Job:
Locate and copy all lines bearing the word "Muñoz".

Given data:
## BEGIN

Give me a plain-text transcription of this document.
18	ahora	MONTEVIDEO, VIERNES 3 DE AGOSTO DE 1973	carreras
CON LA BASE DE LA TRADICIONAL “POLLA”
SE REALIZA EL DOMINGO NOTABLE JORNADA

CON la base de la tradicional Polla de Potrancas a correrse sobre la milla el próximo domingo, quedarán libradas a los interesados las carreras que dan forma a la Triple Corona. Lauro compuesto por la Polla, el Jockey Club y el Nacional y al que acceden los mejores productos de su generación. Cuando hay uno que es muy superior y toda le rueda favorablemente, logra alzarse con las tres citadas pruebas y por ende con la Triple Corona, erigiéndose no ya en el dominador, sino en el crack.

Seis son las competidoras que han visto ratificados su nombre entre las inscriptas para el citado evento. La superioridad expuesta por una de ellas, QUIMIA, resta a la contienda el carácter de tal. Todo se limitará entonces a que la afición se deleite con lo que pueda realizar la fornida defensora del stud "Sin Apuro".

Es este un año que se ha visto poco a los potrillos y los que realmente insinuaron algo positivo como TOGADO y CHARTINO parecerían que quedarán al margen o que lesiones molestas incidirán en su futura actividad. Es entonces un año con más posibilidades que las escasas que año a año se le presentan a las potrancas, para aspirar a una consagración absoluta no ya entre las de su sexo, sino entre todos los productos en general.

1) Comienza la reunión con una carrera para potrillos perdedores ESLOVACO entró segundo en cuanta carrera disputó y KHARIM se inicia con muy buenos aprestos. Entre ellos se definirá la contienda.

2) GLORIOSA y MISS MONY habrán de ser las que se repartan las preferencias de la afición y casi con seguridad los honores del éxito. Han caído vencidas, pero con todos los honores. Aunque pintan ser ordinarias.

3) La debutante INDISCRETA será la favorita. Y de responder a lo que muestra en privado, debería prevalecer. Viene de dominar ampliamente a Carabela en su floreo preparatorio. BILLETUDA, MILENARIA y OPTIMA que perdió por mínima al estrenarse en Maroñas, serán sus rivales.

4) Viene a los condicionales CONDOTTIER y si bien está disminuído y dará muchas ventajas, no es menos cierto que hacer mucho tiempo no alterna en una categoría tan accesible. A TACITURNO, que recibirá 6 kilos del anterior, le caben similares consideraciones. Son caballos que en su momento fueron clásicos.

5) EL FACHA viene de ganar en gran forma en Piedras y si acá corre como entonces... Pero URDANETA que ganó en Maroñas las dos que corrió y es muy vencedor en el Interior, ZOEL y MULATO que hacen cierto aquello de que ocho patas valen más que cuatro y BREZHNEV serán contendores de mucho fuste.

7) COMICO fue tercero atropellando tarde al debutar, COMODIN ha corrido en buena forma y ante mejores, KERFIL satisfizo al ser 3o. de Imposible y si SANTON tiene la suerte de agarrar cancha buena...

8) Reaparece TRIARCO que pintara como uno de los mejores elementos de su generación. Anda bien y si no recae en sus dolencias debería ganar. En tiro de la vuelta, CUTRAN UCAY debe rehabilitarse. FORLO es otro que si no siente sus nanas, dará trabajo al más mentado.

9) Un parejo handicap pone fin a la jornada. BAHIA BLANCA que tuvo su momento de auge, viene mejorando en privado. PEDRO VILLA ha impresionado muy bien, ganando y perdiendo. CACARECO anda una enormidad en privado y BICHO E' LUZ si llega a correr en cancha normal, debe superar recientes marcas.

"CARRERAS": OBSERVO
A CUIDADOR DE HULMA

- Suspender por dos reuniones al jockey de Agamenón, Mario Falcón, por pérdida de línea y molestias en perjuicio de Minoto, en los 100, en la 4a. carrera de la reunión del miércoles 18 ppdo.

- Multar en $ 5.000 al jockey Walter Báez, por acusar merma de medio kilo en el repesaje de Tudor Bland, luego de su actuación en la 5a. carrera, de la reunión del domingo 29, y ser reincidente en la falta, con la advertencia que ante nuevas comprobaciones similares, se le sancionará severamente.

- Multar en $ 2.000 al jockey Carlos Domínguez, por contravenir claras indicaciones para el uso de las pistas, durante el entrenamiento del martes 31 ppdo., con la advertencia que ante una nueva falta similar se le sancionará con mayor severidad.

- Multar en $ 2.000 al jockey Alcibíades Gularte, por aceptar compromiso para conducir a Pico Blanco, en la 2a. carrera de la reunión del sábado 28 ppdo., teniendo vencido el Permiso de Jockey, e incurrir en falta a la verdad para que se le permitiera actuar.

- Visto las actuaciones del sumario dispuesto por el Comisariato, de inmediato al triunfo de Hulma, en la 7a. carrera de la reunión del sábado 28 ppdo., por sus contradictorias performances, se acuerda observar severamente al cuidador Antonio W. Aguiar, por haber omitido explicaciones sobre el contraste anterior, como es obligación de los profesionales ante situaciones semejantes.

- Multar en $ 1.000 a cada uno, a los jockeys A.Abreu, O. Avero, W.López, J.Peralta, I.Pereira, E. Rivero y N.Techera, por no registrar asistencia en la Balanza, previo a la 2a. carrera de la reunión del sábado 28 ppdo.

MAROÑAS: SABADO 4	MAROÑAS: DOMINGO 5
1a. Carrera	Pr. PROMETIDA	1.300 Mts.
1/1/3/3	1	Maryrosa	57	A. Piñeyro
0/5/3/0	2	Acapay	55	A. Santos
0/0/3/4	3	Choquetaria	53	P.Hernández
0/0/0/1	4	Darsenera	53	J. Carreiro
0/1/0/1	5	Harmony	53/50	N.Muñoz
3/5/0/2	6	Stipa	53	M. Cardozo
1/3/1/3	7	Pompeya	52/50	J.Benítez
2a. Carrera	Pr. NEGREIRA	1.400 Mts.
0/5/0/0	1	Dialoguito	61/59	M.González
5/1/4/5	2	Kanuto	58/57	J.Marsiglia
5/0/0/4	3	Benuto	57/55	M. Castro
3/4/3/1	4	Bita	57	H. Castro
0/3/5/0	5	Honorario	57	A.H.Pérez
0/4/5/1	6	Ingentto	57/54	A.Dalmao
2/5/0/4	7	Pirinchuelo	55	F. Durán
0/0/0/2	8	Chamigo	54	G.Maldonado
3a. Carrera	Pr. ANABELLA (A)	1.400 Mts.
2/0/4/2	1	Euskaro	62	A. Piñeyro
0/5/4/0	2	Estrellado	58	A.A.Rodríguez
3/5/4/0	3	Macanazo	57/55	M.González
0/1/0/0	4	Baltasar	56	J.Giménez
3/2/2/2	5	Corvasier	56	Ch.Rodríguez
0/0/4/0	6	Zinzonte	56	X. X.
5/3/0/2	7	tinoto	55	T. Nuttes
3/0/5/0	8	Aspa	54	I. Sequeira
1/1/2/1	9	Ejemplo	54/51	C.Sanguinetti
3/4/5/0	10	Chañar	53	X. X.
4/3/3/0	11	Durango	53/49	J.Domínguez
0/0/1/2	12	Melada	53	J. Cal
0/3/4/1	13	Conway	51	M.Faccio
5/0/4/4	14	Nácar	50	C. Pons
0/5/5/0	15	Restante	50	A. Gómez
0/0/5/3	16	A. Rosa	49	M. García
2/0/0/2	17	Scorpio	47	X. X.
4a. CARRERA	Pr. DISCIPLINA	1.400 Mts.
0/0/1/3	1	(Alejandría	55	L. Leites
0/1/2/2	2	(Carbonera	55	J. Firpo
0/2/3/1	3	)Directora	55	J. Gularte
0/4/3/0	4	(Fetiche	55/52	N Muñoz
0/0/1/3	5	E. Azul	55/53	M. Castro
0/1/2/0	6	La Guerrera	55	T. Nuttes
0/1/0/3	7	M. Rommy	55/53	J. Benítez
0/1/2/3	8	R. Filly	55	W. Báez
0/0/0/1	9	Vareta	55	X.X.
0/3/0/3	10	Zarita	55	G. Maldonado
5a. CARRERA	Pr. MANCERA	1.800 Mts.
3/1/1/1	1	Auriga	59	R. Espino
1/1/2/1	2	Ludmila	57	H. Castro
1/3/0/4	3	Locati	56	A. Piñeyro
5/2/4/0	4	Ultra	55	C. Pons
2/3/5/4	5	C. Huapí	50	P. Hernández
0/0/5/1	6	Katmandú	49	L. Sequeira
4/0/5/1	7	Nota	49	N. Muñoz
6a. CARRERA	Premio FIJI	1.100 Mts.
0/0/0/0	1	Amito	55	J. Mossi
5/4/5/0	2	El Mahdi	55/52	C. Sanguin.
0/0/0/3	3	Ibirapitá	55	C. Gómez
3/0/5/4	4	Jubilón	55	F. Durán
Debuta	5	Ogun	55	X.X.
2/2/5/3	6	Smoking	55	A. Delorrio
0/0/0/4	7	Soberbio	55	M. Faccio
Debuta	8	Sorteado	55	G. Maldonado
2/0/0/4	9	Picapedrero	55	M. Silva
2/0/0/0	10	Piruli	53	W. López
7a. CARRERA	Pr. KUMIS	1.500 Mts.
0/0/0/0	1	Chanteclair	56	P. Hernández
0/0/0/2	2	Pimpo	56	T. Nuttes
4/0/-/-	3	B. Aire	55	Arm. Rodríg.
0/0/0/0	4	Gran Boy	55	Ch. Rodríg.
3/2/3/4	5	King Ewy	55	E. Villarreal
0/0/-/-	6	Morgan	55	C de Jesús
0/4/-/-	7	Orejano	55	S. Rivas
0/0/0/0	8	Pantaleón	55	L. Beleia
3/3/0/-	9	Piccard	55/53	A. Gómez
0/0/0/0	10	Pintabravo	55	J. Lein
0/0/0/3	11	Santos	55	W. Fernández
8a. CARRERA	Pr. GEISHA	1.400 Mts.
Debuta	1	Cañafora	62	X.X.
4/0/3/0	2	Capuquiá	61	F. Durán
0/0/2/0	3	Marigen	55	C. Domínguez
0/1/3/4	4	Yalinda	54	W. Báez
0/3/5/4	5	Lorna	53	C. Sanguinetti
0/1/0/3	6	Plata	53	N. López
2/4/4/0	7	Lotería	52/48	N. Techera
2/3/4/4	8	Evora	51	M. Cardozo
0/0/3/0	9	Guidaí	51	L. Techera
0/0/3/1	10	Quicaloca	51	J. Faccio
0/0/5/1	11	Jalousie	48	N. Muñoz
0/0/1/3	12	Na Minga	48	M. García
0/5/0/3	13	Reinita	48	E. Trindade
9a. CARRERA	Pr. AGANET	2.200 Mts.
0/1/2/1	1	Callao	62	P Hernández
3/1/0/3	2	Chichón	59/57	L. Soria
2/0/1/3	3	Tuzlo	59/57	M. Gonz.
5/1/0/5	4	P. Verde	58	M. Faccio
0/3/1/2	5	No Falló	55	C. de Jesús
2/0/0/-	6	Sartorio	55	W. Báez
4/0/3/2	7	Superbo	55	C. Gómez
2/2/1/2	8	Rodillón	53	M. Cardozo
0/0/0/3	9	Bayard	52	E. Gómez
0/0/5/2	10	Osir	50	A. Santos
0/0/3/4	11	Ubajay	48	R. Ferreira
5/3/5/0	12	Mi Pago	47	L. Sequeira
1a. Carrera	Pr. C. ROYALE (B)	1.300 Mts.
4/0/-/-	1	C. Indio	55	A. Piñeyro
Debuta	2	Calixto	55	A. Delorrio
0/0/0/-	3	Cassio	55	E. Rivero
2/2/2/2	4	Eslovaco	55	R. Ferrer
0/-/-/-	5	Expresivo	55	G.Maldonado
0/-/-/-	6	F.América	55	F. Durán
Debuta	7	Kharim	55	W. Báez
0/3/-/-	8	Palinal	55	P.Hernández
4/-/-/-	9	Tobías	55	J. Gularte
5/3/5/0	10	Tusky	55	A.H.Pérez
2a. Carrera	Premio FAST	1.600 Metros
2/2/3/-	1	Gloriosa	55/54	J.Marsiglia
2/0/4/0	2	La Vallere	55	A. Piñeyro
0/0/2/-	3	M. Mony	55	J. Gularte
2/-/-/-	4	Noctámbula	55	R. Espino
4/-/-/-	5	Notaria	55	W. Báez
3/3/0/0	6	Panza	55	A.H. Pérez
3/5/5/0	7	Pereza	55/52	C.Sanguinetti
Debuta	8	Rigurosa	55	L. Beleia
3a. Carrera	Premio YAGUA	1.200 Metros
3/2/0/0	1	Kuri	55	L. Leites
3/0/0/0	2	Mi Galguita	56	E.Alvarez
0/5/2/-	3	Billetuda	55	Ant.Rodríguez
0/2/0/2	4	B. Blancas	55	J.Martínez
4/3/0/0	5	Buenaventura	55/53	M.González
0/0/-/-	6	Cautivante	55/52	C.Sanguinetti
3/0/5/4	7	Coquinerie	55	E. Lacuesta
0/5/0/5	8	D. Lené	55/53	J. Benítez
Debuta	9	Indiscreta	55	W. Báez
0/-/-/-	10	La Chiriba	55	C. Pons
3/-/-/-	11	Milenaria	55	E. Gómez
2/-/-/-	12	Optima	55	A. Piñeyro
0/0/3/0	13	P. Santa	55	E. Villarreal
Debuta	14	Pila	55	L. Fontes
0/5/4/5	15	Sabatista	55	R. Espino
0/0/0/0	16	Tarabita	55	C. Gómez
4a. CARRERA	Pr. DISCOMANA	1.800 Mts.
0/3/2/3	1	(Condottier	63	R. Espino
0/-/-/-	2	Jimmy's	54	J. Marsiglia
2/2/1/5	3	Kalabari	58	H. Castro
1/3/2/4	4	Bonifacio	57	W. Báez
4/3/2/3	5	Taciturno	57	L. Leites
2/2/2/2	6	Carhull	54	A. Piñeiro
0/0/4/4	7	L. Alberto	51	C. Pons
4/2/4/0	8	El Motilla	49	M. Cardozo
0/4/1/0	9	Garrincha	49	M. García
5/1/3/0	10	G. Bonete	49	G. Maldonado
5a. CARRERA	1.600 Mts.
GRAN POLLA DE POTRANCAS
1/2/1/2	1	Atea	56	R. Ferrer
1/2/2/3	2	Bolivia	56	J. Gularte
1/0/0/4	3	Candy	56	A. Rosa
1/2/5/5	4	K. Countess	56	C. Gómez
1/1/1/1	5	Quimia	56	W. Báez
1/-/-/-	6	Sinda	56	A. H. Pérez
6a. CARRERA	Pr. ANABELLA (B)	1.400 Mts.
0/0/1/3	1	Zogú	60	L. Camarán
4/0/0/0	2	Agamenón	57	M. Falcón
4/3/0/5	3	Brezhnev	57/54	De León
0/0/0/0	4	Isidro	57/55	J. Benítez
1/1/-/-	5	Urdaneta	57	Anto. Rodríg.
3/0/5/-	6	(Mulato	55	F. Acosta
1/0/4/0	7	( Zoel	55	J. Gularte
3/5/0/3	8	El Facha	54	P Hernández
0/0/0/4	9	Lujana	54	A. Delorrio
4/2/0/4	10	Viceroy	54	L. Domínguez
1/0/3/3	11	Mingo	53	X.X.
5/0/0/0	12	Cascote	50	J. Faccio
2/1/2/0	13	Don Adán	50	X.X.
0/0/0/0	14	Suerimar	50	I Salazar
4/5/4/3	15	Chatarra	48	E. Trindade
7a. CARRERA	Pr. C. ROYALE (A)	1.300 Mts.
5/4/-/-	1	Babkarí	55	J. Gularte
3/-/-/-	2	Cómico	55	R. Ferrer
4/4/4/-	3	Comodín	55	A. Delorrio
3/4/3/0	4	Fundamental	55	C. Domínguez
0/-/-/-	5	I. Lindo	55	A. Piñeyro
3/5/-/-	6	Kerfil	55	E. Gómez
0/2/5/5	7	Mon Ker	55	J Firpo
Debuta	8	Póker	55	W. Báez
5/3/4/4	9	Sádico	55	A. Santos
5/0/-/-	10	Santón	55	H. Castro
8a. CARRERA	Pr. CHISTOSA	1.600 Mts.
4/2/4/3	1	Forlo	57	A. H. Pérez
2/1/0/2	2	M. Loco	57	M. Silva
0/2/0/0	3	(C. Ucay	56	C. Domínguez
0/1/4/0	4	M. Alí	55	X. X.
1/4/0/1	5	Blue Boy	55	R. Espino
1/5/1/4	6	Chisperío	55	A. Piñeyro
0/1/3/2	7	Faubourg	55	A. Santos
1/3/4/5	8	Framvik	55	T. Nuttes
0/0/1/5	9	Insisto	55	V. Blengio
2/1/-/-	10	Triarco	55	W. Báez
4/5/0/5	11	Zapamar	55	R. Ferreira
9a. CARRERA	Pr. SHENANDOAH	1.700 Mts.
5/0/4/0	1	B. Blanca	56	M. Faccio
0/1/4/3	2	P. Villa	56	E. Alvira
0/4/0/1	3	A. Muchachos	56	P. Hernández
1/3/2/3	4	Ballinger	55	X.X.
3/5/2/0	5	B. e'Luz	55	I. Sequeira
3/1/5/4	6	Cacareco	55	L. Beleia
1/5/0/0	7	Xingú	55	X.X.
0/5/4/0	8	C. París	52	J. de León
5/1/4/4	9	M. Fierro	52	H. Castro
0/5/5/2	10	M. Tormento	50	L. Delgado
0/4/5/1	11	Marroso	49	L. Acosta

## END

Solution below:
0/1/0/1	5	Harmony	53/50	N.Muñoz
0/4/3/0	4	(Fetiche	55/52	N Muñoz
4/0/5/1	7	Nota	49	N. Muñoz
0/0/5/1	11	Jalousie	48	N. Muñoz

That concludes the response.